Required work:
Lines containing "this" are to be counted. Report the count alone.

** START Listed records **

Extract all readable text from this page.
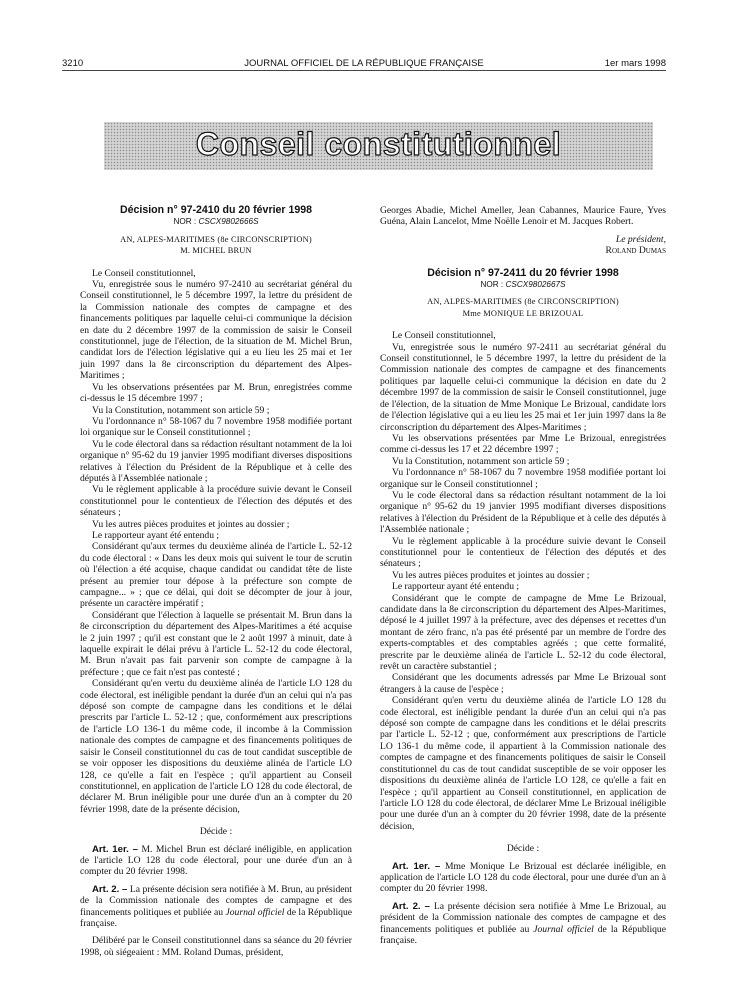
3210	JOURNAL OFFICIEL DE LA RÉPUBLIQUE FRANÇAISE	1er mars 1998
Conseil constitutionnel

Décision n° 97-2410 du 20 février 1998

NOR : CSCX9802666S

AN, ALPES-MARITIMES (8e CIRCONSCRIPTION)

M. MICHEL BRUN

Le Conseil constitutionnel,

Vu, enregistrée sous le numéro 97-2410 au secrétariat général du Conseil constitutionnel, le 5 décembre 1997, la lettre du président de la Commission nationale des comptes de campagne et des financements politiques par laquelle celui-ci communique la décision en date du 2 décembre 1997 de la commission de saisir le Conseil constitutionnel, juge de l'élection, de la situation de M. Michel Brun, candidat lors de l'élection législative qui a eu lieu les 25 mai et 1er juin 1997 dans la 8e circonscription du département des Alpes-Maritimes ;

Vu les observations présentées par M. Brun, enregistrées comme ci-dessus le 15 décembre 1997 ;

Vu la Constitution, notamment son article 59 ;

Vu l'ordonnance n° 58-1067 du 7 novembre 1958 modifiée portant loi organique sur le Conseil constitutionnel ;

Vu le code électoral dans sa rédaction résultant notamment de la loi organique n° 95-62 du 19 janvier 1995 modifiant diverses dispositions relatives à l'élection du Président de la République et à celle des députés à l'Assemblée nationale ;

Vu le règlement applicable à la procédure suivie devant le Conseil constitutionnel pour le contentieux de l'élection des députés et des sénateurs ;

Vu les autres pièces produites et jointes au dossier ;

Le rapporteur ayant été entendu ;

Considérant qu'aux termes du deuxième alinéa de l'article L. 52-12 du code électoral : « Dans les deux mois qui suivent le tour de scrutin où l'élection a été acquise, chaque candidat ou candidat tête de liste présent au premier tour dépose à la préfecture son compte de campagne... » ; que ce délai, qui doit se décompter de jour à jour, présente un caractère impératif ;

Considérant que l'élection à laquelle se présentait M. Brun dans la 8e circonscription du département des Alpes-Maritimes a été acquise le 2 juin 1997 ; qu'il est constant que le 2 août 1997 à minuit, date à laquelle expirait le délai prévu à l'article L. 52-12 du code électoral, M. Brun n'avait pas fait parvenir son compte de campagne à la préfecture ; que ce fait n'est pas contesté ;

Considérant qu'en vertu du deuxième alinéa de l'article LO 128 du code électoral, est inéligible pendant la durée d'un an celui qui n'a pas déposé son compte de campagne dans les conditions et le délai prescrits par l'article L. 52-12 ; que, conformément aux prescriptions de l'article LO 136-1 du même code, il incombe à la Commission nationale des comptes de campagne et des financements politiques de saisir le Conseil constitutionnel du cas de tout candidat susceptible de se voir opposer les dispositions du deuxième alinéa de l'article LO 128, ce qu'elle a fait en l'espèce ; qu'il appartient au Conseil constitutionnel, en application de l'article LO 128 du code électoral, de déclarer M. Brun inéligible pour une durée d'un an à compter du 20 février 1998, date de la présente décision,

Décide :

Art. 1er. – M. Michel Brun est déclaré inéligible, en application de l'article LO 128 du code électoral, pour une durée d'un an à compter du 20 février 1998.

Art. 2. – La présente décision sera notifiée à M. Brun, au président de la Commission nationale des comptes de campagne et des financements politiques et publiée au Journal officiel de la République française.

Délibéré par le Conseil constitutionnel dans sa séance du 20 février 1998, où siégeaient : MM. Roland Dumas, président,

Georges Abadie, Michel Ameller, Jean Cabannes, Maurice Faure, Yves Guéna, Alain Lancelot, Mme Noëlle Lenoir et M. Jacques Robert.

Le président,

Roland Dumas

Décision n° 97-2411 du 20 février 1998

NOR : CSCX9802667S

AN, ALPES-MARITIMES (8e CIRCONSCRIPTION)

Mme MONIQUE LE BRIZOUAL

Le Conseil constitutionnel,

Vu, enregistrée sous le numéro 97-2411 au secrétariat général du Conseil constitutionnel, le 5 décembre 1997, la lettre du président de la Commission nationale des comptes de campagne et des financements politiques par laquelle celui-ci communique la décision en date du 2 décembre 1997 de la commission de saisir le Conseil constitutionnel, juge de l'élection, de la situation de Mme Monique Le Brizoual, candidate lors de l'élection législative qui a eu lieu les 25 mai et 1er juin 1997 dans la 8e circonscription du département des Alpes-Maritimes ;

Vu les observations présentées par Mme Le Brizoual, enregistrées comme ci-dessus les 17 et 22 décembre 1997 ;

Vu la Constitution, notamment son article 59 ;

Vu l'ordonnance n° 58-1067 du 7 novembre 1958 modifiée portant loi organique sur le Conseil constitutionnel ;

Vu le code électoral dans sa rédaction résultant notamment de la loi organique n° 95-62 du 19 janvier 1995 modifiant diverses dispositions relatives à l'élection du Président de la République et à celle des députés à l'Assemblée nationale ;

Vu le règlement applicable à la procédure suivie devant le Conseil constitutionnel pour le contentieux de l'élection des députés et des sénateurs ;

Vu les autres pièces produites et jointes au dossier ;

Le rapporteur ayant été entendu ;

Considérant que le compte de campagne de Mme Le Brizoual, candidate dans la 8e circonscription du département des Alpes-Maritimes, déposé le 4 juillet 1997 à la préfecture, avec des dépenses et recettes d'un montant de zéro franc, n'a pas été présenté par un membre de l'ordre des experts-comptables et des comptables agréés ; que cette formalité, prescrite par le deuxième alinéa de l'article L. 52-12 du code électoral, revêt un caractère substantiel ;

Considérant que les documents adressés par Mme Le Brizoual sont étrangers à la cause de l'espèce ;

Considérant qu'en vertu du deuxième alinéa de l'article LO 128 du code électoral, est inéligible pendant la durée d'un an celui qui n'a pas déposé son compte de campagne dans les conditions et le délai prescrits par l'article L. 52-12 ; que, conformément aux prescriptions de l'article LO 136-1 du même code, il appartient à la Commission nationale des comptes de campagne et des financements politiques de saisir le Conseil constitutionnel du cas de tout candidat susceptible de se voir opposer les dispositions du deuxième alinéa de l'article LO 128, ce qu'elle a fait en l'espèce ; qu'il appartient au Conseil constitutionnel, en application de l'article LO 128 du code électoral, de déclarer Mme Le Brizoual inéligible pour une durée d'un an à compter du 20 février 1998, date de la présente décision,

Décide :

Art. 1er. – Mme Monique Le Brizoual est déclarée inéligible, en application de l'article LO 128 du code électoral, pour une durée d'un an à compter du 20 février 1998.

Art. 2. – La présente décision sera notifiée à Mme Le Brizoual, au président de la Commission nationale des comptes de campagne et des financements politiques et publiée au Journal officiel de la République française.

** END Listed records **
** START Listed records **

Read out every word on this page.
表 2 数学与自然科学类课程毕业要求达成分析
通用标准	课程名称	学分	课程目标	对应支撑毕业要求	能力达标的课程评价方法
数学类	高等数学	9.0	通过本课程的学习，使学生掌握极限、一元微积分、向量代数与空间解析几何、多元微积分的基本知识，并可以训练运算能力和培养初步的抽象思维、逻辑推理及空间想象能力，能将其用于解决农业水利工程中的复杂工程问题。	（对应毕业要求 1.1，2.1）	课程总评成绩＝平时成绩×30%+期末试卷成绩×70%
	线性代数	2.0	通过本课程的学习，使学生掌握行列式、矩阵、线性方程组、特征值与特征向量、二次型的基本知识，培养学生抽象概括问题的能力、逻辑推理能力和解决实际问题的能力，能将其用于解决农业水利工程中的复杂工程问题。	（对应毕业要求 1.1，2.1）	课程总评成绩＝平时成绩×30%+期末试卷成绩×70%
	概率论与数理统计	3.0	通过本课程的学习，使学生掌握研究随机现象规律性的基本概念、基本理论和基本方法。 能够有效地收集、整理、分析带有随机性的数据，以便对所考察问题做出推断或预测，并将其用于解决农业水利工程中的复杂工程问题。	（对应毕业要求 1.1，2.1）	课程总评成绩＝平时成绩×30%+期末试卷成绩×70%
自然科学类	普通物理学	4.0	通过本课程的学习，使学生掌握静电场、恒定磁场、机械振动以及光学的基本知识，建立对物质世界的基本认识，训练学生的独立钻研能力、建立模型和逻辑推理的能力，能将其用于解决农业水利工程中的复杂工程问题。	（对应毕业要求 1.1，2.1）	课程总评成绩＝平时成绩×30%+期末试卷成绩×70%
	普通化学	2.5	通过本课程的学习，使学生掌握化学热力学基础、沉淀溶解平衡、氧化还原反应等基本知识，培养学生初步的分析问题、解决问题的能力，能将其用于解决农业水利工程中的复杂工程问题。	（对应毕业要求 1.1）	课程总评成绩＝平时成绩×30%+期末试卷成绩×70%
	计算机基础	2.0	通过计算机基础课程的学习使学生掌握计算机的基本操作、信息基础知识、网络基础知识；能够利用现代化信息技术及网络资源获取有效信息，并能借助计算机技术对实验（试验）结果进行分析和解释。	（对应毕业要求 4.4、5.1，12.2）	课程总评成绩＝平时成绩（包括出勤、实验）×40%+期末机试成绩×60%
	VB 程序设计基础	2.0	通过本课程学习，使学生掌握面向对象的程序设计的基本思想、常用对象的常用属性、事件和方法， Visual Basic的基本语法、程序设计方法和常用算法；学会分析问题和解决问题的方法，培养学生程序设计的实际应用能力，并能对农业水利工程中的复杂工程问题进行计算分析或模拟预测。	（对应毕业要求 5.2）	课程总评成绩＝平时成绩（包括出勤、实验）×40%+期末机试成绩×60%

** END Listed records **

Reply:
2